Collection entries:
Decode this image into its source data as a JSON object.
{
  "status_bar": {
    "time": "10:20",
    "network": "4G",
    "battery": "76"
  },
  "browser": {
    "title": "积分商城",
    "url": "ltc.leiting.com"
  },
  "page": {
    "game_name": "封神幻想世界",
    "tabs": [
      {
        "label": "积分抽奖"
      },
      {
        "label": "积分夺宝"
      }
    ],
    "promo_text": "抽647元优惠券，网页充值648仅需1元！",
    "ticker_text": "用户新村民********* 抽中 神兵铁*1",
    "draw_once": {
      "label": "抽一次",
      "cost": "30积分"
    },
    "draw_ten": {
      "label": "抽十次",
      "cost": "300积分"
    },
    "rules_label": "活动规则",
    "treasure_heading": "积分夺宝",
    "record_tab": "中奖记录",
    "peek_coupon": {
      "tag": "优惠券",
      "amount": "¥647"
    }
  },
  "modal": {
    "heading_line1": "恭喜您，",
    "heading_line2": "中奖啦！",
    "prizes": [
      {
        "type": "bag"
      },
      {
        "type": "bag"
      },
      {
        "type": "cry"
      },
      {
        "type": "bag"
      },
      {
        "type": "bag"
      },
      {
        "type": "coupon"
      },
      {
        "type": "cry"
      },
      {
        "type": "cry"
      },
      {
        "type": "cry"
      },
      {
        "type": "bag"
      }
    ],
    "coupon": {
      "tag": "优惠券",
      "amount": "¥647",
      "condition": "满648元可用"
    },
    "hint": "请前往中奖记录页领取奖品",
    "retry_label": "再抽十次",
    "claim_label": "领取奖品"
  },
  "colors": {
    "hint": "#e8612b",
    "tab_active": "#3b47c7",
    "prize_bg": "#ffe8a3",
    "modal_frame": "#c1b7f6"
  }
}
--
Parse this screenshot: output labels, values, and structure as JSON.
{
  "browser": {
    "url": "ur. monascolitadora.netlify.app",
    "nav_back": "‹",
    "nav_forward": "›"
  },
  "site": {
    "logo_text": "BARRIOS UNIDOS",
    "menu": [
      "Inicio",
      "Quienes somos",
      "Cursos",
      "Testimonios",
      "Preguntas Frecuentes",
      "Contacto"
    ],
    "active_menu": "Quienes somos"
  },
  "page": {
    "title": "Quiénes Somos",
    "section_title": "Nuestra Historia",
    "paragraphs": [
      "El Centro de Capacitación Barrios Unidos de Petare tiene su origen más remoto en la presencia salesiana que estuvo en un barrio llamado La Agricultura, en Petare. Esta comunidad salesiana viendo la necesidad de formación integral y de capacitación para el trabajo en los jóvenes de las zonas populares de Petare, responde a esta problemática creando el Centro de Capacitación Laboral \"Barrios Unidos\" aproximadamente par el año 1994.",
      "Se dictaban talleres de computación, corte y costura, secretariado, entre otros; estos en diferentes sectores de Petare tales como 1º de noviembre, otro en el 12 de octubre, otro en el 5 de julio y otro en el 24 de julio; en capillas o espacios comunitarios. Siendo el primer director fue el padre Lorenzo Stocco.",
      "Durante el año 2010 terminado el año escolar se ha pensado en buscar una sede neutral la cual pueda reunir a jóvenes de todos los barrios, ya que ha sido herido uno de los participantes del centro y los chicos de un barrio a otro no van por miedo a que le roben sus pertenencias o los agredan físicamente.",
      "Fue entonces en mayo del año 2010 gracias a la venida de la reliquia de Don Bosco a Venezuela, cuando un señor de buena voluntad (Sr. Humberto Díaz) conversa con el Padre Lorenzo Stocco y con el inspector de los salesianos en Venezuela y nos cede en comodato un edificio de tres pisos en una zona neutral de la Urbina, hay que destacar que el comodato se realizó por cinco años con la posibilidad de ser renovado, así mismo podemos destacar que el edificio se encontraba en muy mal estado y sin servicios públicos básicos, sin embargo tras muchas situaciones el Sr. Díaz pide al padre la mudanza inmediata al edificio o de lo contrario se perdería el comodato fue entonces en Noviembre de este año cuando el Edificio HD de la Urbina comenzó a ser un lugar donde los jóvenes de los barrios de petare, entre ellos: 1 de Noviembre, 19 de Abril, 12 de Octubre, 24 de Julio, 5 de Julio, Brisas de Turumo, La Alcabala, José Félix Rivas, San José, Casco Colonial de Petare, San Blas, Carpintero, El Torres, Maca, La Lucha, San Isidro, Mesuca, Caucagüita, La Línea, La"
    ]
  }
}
--
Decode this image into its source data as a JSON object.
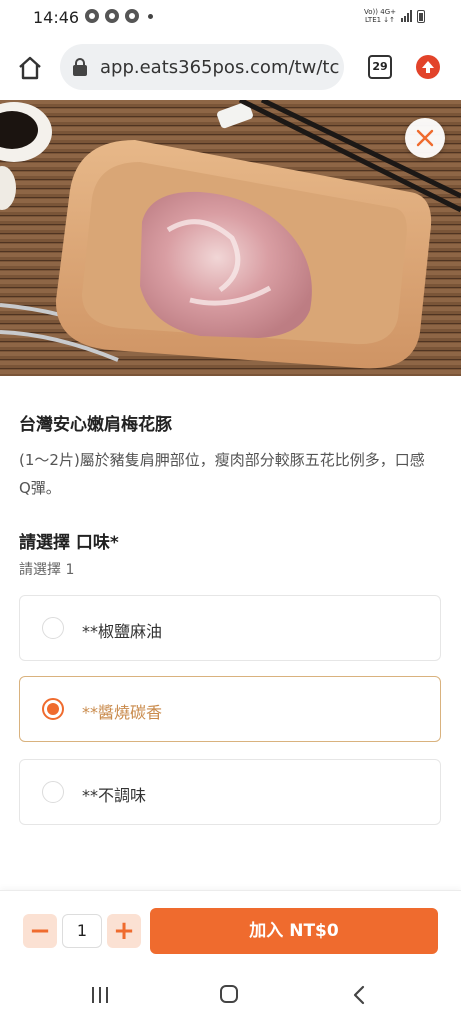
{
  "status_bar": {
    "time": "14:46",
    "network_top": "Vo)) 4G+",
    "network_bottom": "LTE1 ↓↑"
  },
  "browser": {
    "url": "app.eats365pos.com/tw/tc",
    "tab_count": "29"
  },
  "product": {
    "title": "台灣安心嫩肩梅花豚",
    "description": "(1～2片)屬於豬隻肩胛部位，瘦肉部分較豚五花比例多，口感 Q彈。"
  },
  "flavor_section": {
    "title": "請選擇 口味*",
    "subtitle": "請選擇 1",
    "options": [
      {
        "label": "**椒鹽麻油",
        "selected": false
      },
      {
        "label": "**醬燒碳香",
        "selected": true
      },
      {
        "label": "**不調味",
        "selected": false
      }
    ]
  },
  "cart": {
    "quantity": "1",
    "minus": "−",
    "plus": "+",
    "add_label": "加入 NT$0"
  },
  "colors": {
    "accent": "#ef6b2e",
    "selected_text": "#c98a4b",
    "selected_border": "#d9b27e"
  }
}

**YOUR OBJECTIVE:** Filter the listing for the word "otro" and copy every line that holds it.

**CORRECT RESPONSE:**
      "Se dictaban talleres de computación, corte y costura, secretariado, entre otros; estos en diferentes sectores de Petare tales como 1º de noviembre, otro en el 12 de octubre, otro en el 5 de julio y otro en el 24 de julio; en capillas o espacios comunitarios. Siendo el primer director fue el padre Lorenzo Stocco.",
      "Durante el año 2010 terminado el año escolar se ha pensado en buscar una sede neutral la cual pueda reunir a jóvenes de todos los barrios, ya que ha sido herido uno de los participantes del centro y los chicos de un barrio a otro no van por miedo a que le roben sus pertenencias o los agredan físicamente.",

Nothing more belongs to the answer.